● **Brief**
Below is a set of records. Repeat all of them exactly.
= = = =
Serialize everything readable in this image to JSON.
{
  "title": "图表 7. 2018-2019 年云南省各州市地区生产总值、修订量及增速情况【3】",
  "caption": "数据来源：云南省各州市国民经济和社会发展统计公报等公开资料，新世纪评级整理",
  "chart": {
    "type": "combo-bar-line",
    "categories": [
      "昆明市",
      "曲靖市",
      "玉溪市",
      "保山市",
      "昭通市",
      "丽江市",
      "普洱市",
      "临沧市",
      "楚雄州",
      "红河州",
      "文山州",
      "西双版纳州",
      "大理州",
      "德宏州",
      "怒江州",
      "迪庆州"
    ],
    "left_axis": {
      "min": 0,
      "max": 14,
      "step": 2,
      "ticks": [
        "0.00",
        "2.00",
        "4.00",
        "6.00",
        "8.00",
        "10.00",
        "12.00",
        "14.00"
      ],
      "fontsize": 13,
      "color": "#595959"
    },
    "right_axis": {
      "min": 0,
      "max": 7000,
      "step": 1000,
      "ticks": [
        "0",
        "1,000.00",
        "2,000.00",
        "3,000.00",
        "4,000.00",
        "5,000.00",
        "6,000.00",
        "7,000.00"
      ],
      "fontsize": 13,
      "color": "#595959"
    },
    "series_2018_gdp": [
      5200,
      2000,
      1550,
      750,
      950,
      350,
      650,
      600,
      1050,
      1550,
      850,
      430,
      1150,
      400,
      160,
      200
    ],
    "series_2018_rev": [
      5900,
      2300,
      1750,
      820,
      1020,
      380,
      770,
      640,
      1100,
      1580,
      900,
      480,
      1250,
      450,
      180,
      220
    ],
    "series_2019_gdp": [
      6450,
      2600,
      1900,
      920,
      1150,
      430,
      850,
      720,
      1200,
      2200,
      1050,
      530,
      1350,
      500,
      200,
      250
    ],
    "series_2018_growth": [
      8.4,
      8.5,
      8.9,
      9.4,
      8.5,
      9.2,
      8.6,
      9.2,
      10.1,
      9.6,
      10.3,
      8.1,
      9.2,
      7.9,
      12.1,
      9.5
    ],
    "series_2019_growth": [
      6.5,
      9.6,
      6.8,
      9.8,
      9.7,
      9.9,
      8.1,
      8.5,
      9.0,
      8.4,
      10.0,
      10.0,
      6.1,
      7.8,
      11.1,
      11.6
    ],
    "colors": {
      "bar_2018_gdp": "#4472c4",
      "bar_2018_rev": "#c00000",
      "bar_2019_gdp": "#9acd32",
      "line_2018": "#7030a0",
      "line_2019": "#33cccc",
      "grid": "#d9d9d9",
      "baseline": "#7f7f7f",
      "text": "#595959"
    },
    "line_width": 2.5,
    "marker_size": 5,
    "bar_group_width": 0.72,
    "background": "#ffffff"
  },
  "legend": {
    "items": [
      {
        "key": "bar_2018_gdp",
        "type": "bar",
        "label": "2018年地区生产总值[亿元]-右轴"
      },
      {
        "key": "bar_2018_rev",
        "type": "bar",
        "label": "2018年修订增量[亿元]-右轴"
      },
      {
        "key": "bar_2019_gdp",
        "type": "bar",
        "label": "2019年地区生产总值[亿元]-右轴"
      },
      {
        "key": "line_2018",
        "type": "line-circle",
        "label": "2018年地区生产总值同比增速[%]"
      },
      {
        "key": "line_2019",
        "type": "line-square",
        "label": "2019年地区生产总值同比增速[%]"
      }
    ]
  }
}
= = = =
● **Solved problem**
Serialize everything readable in this image to JSON.
{
  "title": "图表 7. 2018-2019 年云南省各州市地区生产总值、修订量及增速情况【3】",
  "caption": "数据来源：云南省各州市国民经济和社会发展统计公报等公开资料，新世纪评级整理",
  "chart": {
    "type": "combo-bar-line",
    "categories": [
      "昆明市",
      "曲靖市",
      "玉溪市",
      "保山市",
      "昭通市",
      "丽江市",
      "普洱市",
      "临沧市",
      "楚雄州",
      "红河州",
      "文山州",
      "西双版纳州",
      "大理州",
      "德宏州",
      "怒江州",
      "迪庆州"
    ],
    "left_axis": {
      "min": 0,
      "max": 14,
      "step": 2,
      "ticks": [
        "0.00",
        "2.00",
        "4.00",
        "6.00",
        "8.00",
        "10.00",
        "12.00",
        "14.00"
      ],
      "fontsize": 13,
      "color": "#595959"
    },
    "right_axis": {
      "min": 0,
      "max": 7000,
      "step": 1000,
      "ticks": [
        "0",
        "1,000.00",
        "2,000.00",
        "3,000.00",
        "4,000.00",
        "5,000.00",
        "6,000.00",
        "7,000.00"
      ],
      "fontsize": 13,
      "color": "#595959"
    },
    "series_2018_gdp": [
      5200,
      2000,
      1550,
      750,
      950,
      350,
      650,
      600,
      1050,
      1550,
      850,
      430,
      1150,
      400,
      160,
      200
    ],
    "series_2018_rev": [
      5900,
      2300,
      1750,
      820,
      1020,
      380,
      770,
      640,
      1100,
      1580,
      900,
      480,
      1250,
      450,
      180,
      220
    ],
    "series_2019_gdp": [
      6450,
      2600,
      1900,
      920,
      1150,
      430,
      850,
      720,
      1200,
      2200,
      1050,
      530,
      1350,
      500,
      200,
      250
    ],
    "series_2018_growth": [
      8.4,
      8.5,
      8.9,
      9.4,
      8.5,
      9.2,
      8.6,
      9.2,
      10.1,
      9.6,
      10.3,
      8.1,
      9.2,
      7.9,
      12.1,
      9.5
    ],
    "series_2019_growth": [
      6.5,
      9.6,
      6.8,
      9.8,
      9.7,
      9.9,
      8.1,
      8.5,
      9.0,
      8.4,
      10.0,
      10.0,
      6.1,
      7.8,
      11.1,
      11.6
    ],
    "colors": {
      "bar_2018_gdp": "#4472c4",
      "bar_2018_rev": "#c00000",
      "bar_2019_gdp": "#9acd32",
      "line_2018": "#7030a0",
      "line_2019": "#33cccc",
      "grid": "#d9d9d9",
      "baseline": "#7f7f7f",
      "text": "#595959"
    },
    "line_width": 2.5,
    "marker_size": 5,
    "bar_group_width": 0.72,
    "background": "#ffffff"
  },
  "legend": {
    "items": [
      {
        "key": "bar_2018_gdp",
        "type": "bar",
        "label": "2018年地区生产总值[亿元]-右轴"
      },
      {
        "key": "bar_2018_rev",
        "type": "bar",
        "label": "2018年修订增量[亿元]-右轴"
      },
      {
        "key": "bar_2019_gdp",
        "type": "bar",
        "label": "2019年地区生产总值[亿元]-右轴"
      },
      {
        "key": "line_2018",
        "type": "line-circle",
        "label": "2018年地区生产总值同比增速[%]"
      },
      {
        "key": "line_2019",
        "type": "line-square",
        "label": "2019年地区生产总值同比增速[%]"
      }
    ]
  }
}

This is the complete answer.